What to work on —
Every record must be repeated exactly; omit any pictures they contain.

Data in this exercise —
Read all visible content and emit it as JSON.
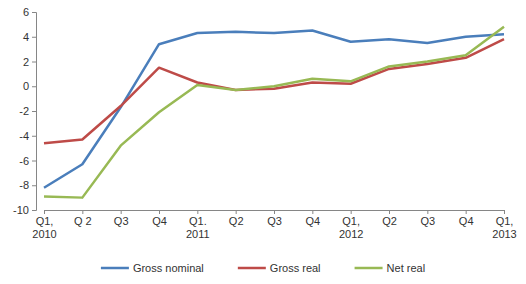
{
  "chart_data": {
    "type": "line",
    "categories": [
      "Q1,\n2010",
      "Q 2",
      "Q3",
      "Q4",
      "Q1.\n2011",
      "Q2",
      "Q3",
      "Q4",
      "Q1,\n2012",
      "Q2",
      "Q3",
      "Q4",
      "Q1,\n2013"
    ],
    "series": [
      {
        "name": "Gross nominal",
        "color": "#4a7ebb",
        "values": [
          -8.2,
          -6.3,
          -1.7,
          3.4,
          4.3,
          4.4,
          4.3,
          4.5,
          3.6,
          3.8,
          3.5,
          4.0,
          4.2
        ]
      },
      {
        "name": "Gross real",
        "color": "#be4b48",
        "values": [
          -4.6,
          -4.3,
          -1.6,
          1.5,
          0.3,
          -0.3,
          -0.2,
          0.3,
          0.2,
          1.4,
          1.8,
          2.3,
          3.8
        ]
      },
      {
        "name": "Net real",
        "color": "#98b954",
        "values": [
          -8.9,
          -9.0,
          -4.8,
          -2.1,
          0.1,
          -0.3,
          0.0,
          0.6,
          0.4,
          1.6,
          2.0,
          2.5,
          4.8
        ]
      }
    ],
    "ylim": [
      -10,
      6
    ],
    "yticks": [
      -10,
      -8,
      -6,
      -4,
      -2,
      0,
      2,
      4,
      6
    ],
    "grid": false,
    "legend": "bottom"
  }
}
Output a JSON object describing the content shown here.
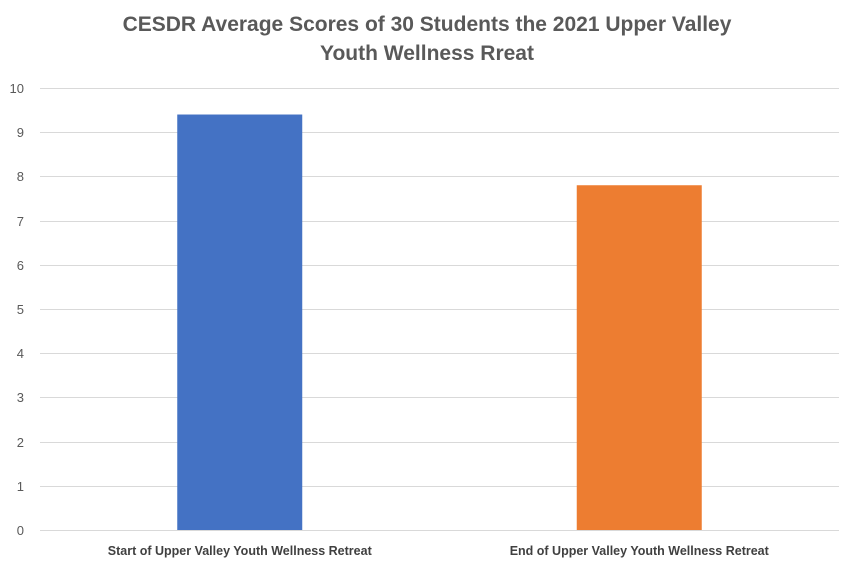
{
  "chart_data": {
    "type": "bar",
    "title_lines": [
      "CESDR Average Scores of 30 Students the 2021 Upper Valley",
      "Youth Wellness Rreat"
    ],
    "categories": [
      "Start of Upper Valley Youth Wellness Retreat",
      "End of Upper Valley Youth Wellness Retreat"
    ],
    "values": [
      9.4,
      7.8
    ],
    "colors": [
      "#4472c4",
      "#ed7d31"
    ],
    "ylim": [
      0,
      10
    ],
    "yticks": [
      0,
      1,
      2,
      3,
      4,
      5,
      6,
      7,
      8,
      9,
      10
    ],
    "gridlines": "horizontal",
    "legend": "none",
    "xlabel": "",
    "ylabel": ""
  }
}
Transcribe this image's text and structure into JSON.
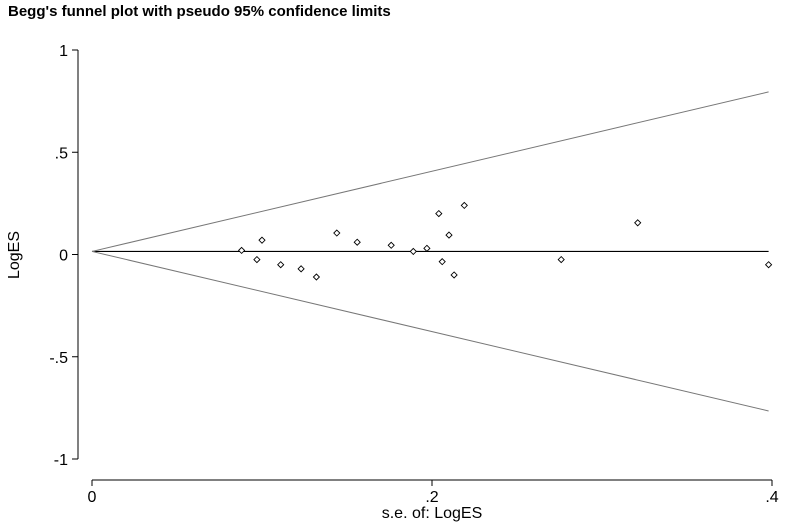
{
  "chart_data": {
    "type": "scatter",
    "title": "Begg's funnel plot with pseudo 95% confidence limits",
    "xlabel": "s.e. of: LogES",
    "ylabel": "LogES",
    "xlim": [
      0,
      0.4
    ],
    "ylim": [
      -1,
      1
    ],
    "x_ticks": [
      0,
      0.2,
      0.4
    ],
    "x_tick_labels": [
      "0",
      ".2",
      ".4"
    ],
    "y_ticks": [
      1,
      0.5,
      0,
      -0.5,
      -1
    ],
    "y_tick_labels": [
      "1",
      ".5",
      "0",
      "-.5",
      "-1"
    ],
    "grid": false,
    "pooled_estimate": 0.015,
    "confidence_multiplier": 1.96,
    "confidence_x_max": 0.398,
    "points": [
      {
        "x": 0.088,
        "y": 0.02
      },
      {
        "x": 0.097,
        "y": -0.025
      },
      {
        "x": 0.1,
        "y": 0.07
      },
      {
        "x": 0.111,
        "y": -0.05
      },
      {
        "x": 0.123,
        "y": -0.07
      },
      {
        "x": 0.132,
        "y": -0.11
      },
      {
        "x": 0.144,
        "y": 0.105
      },
      {
        "x": 0.156,
        "y": 0.06
      },
      {
        "x": 0.176,
        "y": 0.045
      },
      {
        "x": 0.189,
        "y": 0.015
      },
      {
        "x": 0.197,
        "y": 0.03
      },
      {
        "x": 0.204,
        "y": 0.2
      },
      {
        "x": 0.206,
        "y": -0.035
      },
      {
        "x": 0.21,
        "y": 0.095
      },
      {
        "x": 0.213,
        "y": -0.1
      },
      {
        "x": 0.219,
        "y": 0.24
      },
      {
        "x": 0.276,
        "y": -0.025
      },
      {
        "x": 0.321,
        "y": 0.155
      },
      {
        "x": 0.398,
        "y": -0.05
      }
    ]
  }
}
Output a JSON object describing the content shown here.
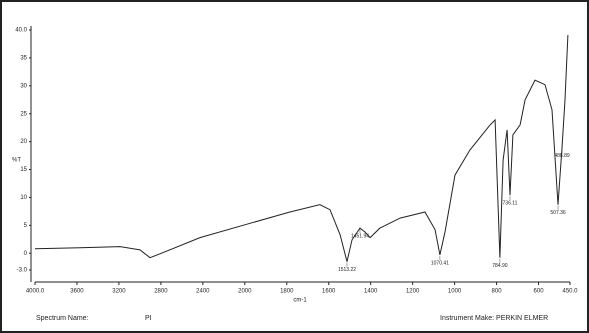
{
  "chart_data": {
    "type": "line",
    "xlabel": "cm-1",
    "ylabel": "%T",
    "x_scale_break": {
      "value": 2000,
      "factor": 2
    },
    "x_reversed": true,
    "x": [
      4000,
      3571,
      3190,
      2999,
      2904,
      2808,
      2427,
      2000,
      1785,
      1642,
      1594,
      1546,
      1513,
      1489,
      1451,
      1427,
      1403,
      1356,
      1260,
      1141,
      1093,
      1070,
      1046,
      998,
      927,
      831,
      807,
      784,
      769,
      750,
      736,
      722,
      688,
      664,
      617,
      569,
      536,
      507,
      488,
      474,
      460
    ],
    "series": [
      {
        "color": "#222222",
        "values": [
          0.8,
          1.0,
          1.2,
          0.6,
          -0.8,
          -0.1,
          2.8,
          5.1,
          7.4,
          8.7,
          7.8,
          3.3,
          -1.5,
          2.4,
          4.5,
          3.8,
          2.8,
          4.5,
          6.3,
          7.4,
          4.2,
          -0.3,
          3.8,
          14.0,
          18.5,
          23.0,
          23.9,
          -0.8,
          16.7,
          22.1,
          10.4,
          21.2,
          23.0,
          27.5,
          31.0,
          30.2,
          25.7,
          8.7,
          18.9,
          27.5,
          39.1
        ]
      }
    ],
    "xlim": [
      4000,
      450
    ],
    "ylim": [
      -3,
      40
    ],
    "xticks": [
      {
        "value": 4000,
        "label": "4000.0"
      },
      3600,
      3200,
      2800,
      2400,
      2000,
      1800,
      1600,
      1400,
      1200,
      1000,
      800,
      600,
      {
        "value": 450,
        "label": "450.0"
      }
    ],
    "yticks": [
      {
        "value": -3,
        "label": "-3.0"
      },
      0,
      5,
      10,
      15,
      20,
      25,
      30,
      35,
      {
        "value": 40,
        "label": "40.0"
      }
    ],
    "annotations": [
      {
        "x": 1513,
        "y": -1.5,
        "text": "1513.22"
      },
      {
        "x": 1451,
        "y": 4.5,
        "text": "1451.94"
      },
      {
        "x": 1070,
        "y": -0.3,
        "text": "1070.41"
      },
      {
        "x": 784,
        "y": -0.8,
        "text": "784.90"
      },
      {
        "x": 736,
        "y": 10.4,
        "text": "736.11"
      },
      {
        "x": 507,
        "y": 8.7,
        "text": "507.36"
      },
      {
        "x": 488,
        "y": 18.9,
        "text": "488.89"
      }
    ],
    "footer": {
      "spectrum_label": "Spectrum Name:",
      "spectrum_name": "PI",
      "instrument": "Instrument Make: PERKIN ELMER"
    }
  }
}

Exercise result —
Read all visible content and emit it as JSON.
{
  "chart_data": {
    "type": "line",
    "categories": [
      "Q1,\n2010",
      "Q 2",
      "Q3",
      "Q4",
      "Q1.\n2011",
      "Q2",
      "Q3",
      "Q4",
      "Q1,\n2012",
      "Q2",
      "Q3",
      "Q4",
      "Q1,\n2013"
    ],
    "series": [
      {
        "name": "Gross nominal",
        "color": "#4a7ebb",
        "values": [
          -8.2,
          -6.3,
          -1.7,
          3.4,
          4.3,
          4.4,
          4.3,
          4.5,
          3.6,
          3.8,
          3.5,
          4.0,
          4.2
        ]
      },
      {
        "name": "Gross real",
        "color": "#be4b48",
        "values": [
          -4.6,
          -4.3,
          -1.6,
          1.5,
          0.3,
          -0.3,
          -0.2,
          0.3,
          0.2,
          1.4,
          1.8,
          2.3,
          3.8
        ]
      },
      {
        "name": "Net real",
        "color": "#98b954",
        "values": [
          -8.9,
          -9.0,
          -4.8,
          -2.1,
          0.1,
          -0.3,
          0.0,
          0.6,
          0.4,
          1.6,
          2.0,
          2.5,
          4.8
        ]
      }
    ],
    "ylim": [
      -10,
      6
    ],
    "yticks": [
      -10,
      -8,
      -6,
      -4,
      -2,
      0,
      2,
      4,
      6
    ],
    "grid": false,
    "legend": "bottom"
  }
}
Output a JSON object describing the content shown here.
{
  "chart_data": {
    "type": "bar",
    "title_lines": [
      "CESDR Average Scores of 30 Students the 2021 Upper Valley",
      "Youth Wellness Rreat"
    ],
    "categories": [
      "Start of Upper Valley Youth Wellness Retreat",
      "End of Upper Valley Youth Wellness Retreat"
    ],
    "values": [
      9.4,
      7.8
    ],
    "colors": [
      "#4472c4",
      "#ed7d31"
    ],
    "ylim": [
      0,
      10
    ],
    "yticks": [
      0,
      1,
      2,
      3,
      4,
      5,
      6,
      7,
      8,
      9,
      10
    ],
    "gridlines": "horizontal",
    "legend": "none",
    "xlabel": "",
    "ylabel": ""
  }
}
Transcribe this image's text and structure into JSON.
{
  "chart_data": {
    "type": "scatter",
    "title": "Begg's funnel plot with pseudo 95% confidence limits",
    "xlabel": "s.e. of: LogES",
    "ylabel": "LogES",
    "xlim": [
      0,
      0.4
    ],
    "ylim": [
      -1,
      1
    ],
    "x_ticks": [
      0,
      0.2,
      0.4
    ],
    "x_tick_labels": [
      "0",
      ".2",
      ".4"
    ],
    "y_ticks": [
      1,
      0.5,
      0,
      -0.5,
      -1
    ],
    "y_tick_labels": [
      "1",
      ".5",
      "0",
      "-.5",
      "-1"
    ],
    "grid": false,
    "pooled_estimate": 0.015,
    "confidence_multiplier": 1.96,
    "confidence_x_max": 0.398,
    "points": [
      {
        "x": 0.088,
        "y": 0.02
      },
      {
        "x": 0.097,
        "y": -0.025
      },
      {
        "x": 0.1,
        "y": 0.07
      },
      {
        "x": 0.111,
        "y": -0.05
      },
      {
        "x": 0.123,
        "y": -0.07
      },
      {
        "x": 0.132,
        "y": -0.11
      },
      {
        "x": 0.144,
        "y": 0.105
      },
      {
        "x": 0.156,
        "y": 0.06
      },
      {
        "x": 0.176,
        "y": 0.045
      },
      {
        "x": 0.189,
        "y": 0.015
      },
      {
        "x": 0.197,
        "y": 0.03
      },
      {
        "x": 0.204,
        "y": 0.2
      },
      {
        "x": 0.206,
        "y": -0.035
      },
      {
        "x": 0.21,
        "y": 0.095
      },
      {
        "x": 0.213,
        "y": -0.1
      },
      {
        "x": 0.219,
        "y": 0.24
      },
      {
        "x": 0.276,
        "y": -0.025
      },
      {
        "x": 0.321,
        "y": 0.155
      },
      {
        "x": 0.398,
        "y": -0.05
      }
    ]
  }
}
Output a JSON object describing the content shown here.
{
  "chart_data": {
    "type": "line",
    "xlabel": "cm-1",
    "ylabel": "%T",
    "x_scale_break": {
      "value": 2000,
      "factor": 2
    },
    "x_reversed": true,
    "x": [
      4000,
      3571,
      3190,
      2999,
      2904,
      2808,
      2427,
      2000,
      1785,
      1642,
      1594,
      1546,
      1513,
      1489,
      1451,
      1427,
      1403,
      1356,
      1260,
      1141,
      1093,
      1070,
      1046,
      998,
      927,
      831,
      807,
      784,
      769,
      750,
      736,
      722,
      688,
      664,
      617,
      569,
      536,
      507,
      488,
      474,
      460
    ],
    "series": [
      {
        "color": "#222222",
        "values": [
          0.8,
          1.0,
          1.2,
          0.6,
          -0.8,
          -0.1,
          2.8,
          5.1,
          7.4,
          8.7,
          7.8,
          3.3,
          -1.5,
          2.4,
          4.5,
          3.8,
          2.8,
          4.5,
          6.3,
          7.4,
          4.2,
          -0.3,
          3.8,
          14.0,
          18.5,
          23.0,
          23.9,
          -0.8,
          16.7,
          22.1,
          10.4,
          21.2,
          23.0,
          27.5,
          31.0,
          30.2,
          25.7,
          8.7,
          18.9,
          27.5,
          39.1
        ]
      }
    ],
    "xlim": [
      4000,
      450
    ],
    "ylim": [
      -3,
      40
    ],
    "xticks": [
      {
        "value": 4000,
        "label": "4000.0"
      },
      3600,
      3200,
      2800,
      2400,
      2000,
      1800,
      1600,
      1400,
      1200,
      1000,
      800,
      600,
      {
        "value": 450,
        "label": "450.0"
      }
    ],
    "yticks": [
      {
        "value": -3,
        "label": "-3.0"
      },
      0,
      5,
      10,
      15,
      20,
      25,
      30,
      35,
      {
        "value": 40,
        "label": "40.0"
      }
    ],
    "annotations": [
      {
        "x": 1513,
        "y": -1.5,
        "text": "1513.22"
      },
      {
        "x": 1451,
        "y": 4.5,
        "text": "1451.94"
      },
      {
        "x": 1070,
        "y": -0.3,
        "text": "1070.41"
      },
      {
        "x": 784,
        "y": -0.8,
        "text": "784.90"
      },
      {
        "x": 736,
        "y": 10.4,
        "text": "736.11"
      },
      {
        "x": 507,
        "y": 8.7,
        "text": "507.36"
      },
      {
        "x": 488,
        "y": 18.9,
        "text": "488.89"
      }
    ],
    "footer": {
      "spectrum_label": "Spectrum Name:",
      "spectrum_name": "PI",
      "instrument": "Instrument Make: PERKIN ELMER"
    }
  }
}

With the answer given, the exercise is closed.